Give the number of lines below that contain "xlabel", with no other output.

Raw records
──────────────────────────────

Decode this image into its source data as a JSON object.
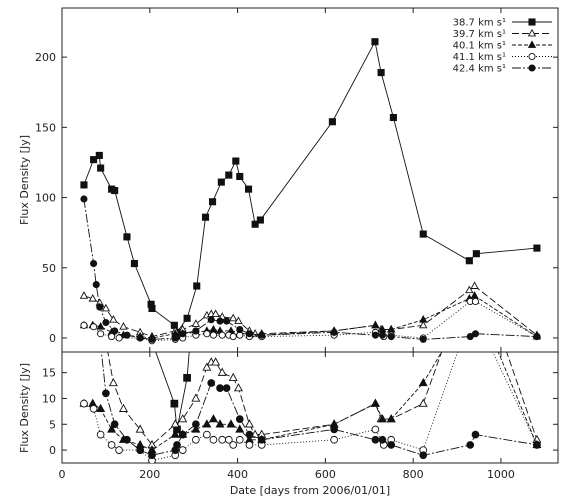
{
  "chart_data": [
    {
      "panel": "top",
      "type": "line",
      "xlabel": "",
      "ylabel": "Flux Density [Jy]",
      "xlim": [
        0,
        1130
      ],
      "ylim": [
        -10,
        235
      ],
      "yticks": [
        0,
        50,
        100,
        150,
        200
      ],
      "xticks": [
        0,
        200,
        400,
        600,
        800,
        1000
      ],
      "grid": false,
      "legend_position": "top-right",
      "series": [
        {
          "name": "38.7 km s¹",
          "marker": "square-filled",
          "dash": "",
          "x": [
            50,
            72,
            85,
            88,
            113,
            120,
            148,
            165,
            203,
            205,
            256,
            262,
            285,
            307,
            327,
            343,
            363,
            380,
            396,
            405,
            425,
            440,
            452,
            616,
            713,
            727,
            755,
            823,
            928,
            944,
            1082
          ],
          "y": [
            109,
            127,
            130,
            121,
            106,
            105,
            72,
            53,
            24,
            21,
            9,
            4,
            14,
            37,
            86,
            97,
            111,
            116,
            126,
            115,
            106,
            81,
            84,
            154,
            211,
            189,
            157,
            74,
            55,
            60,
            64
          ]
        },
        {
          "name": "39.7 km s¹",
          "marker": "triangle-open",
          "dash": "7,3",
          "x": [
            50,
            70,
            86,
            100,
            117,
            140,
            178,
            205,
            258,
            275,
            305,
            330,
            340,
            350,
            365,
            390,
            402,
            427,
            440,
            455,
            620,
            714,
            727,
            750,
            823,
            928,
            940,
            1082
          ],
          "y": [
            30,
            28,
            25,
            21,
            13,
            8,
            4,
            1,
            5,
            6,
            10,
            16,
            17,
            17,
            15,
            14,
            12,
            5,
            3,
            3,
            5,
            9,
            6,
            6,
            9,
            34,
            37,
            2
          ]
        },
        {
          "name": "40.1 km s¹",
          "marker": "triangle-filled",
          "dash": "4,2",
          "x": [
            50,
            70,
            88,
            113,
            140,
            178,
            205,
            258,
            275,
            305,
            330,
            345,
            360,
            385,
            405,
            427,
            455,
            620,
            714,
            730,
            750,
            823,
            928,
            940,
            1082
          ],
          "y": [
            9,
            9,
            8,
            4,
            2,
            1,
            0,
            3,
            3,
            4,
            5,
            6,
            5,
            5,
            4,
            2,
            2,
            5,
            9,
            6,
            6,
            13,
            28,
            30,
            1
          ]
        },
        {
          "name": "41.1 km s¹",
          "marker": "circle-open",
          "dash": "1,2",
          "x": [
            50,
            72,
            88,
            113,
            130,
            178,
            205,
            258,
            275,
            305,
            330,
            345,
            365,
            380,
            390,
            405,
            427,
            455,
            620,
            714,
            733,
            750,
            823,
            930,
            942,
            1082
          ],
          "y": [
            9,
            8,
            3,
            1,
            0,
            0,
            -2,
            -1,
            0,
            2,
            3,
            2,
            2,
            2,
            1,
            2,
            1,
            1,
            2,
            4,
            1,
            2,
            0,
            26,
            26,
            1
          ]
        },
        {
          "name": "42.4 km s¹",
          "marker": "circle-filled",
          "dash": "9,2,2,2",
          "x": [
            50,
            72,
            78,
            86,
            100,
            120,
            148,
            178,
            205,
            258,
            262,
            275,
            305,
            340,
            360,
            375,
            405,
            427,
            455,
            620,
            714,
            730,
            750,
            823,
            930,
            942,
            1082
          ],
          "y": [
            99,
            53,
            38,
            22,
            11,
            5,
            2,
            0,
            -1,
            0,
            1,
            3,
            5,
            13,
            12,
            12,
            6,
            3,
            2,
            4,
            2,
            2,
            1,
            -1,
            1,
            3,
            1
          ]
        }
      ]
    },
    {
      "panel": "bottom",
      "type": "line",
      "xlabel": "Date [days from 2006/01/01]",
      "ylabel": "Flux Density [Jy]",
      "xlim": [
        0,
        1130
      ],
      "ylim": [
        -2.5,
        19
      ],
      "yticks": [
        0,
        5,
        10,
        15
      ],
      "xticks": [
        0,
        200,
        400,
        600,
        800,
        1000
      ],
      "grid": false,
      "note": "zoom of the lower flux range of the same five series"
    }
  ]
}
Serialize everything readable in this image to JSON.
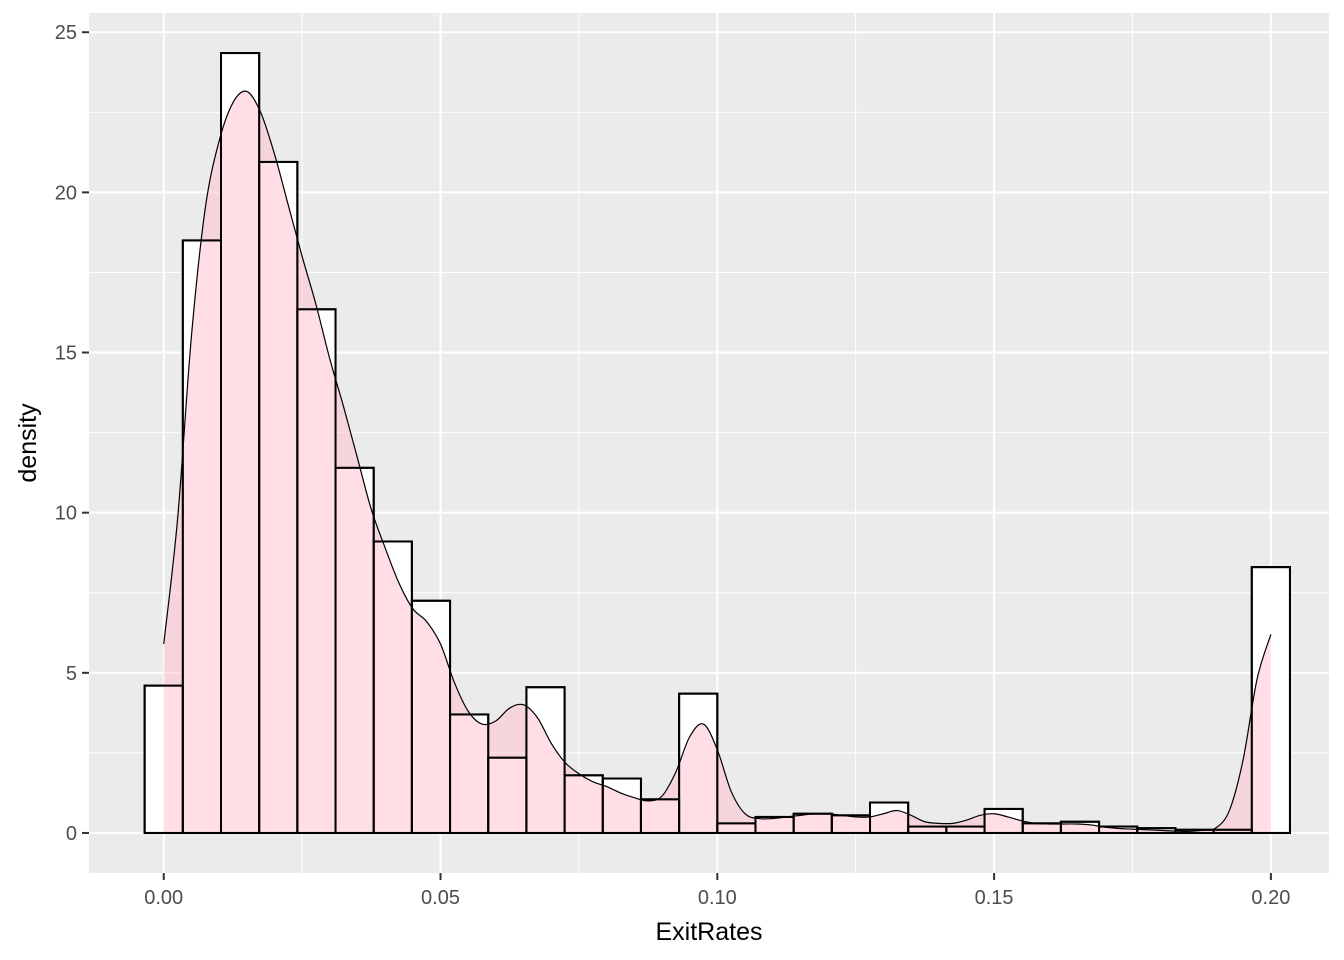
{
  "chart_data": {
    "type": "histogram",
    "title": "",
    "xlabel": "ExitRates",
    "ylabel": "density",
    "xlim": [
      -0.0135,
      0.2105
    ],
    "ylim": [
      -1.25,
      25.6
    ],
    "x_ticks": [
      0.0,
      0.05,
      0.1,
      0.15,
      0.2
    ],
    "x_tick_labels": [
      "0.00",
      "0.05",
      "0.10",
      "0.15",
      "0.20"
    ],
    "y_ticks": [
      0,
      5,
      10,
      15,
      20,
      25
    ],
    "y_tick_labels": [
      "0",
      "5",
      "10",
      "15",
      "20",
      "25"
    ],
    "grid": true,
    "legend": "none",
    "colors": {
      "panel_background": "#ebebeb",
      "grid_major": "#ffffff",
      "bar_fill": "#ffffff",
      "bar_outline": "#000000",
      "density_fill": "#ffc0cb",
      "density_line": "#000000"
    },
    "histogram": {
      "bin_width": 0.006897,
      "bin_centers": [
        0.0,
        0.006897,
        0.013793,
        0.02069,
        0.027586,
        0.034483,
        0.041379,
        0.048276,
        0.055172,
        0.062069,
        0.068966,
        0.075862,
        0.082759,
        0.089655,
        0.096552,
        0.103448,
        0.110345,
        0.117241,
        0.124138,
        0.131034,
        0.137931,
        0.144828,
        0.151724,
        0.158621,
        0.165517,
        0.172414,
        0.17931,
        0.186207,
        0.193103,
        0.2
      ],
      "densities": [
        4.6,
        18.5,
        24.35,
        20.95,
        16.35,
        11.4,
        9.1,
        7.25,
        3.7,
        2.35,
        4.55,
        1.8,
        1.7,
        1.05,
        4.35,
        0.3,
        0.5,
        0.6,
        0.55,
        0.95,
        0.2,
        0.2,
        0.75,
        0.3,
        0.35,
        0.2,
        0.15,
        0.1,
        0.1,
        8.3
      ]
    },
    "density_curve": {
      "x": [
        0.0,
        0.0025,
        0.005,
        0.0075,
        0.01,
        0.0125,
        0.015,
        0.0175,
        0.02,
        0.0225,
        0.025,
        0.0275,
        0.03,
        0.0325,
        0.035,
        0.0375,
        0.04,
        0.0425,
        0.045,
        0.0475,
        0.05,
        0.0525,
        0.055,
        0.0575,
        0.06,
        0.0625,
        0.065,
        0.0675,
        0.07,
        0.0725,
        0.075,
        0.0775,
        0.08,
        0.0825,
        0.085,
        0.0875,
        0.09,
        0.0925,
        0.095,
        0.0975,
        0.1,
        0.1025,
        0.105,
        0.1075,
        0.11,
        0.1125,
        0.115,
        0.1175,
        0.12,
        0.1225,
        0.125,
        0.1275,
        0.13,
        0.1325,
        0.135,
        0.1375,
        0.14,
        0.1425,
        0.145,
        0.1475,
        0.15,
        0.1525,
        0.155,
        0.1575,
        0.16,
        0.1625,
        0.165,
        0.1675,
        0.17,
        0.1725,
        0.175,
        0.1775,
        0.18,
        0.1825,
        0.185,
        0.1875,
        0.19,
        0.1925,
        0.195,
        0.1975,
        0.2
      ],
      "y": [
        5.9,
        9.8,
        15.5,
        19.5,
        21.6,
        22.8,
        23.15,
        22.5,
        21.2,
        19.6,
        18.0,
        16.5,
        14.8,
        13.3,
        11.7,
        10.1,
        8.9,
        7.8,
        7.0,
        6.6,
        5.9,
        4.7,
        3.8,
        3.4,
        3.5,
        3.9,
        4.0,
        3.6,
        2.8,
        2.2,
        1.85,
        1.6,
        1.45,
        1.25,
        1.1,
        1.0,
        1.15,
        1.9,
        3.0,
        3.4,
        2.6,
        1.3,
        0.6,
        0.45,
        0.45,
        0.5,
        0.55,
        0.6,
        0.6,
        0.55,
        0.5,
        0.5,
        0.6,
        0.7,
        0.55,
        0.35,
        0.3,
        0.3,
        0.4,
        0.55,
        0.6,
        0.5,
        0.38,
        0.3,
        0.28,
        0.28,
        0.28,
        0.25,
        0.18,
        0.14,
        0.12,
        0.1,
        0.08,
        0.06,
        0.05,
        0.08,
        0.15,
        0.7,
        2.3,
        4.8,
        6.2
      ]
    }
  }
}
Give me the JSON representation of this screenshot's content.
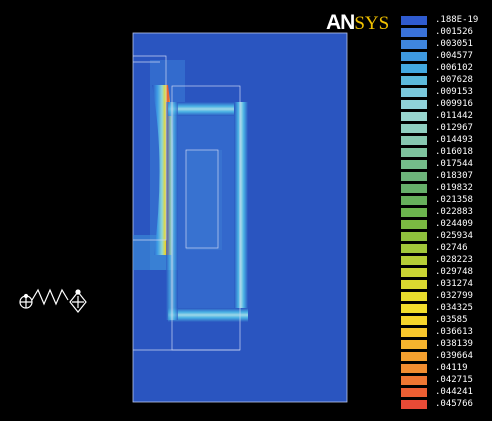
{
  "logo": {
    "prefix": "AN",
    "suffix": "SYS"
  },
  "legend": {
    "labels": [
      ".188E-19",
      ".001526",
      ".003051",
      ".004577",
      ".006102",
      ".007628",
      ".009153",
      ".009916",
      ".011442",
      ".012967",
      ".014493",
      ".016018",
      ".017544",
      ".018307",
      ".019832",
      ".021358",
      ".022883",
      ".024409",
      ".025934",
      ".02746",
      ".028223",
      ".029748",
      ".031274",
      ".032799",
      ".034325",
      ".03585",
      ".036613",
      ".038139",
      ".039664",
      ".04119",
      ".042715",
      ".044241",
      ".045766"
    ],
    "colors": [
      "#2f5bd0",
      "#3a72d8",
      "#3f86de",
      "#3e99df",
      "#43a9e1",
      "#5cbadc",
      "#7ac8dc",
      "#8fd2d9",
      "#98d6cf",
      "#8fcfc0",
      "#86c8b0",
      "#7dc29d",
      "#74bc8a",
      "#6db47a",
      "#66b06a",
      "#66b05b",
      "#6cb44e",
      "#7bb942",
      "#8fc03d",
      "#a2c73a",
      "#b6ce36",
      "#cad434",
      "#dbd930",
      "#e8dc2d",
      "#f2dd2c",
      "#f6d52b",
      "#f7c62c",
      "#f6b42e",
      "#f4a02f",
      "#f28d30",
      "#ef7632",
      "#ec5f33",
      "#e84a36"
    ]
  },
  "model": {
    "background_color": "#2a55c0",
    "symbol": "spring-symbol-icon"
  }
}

──────────────────────────────

◆ **The answer**: 3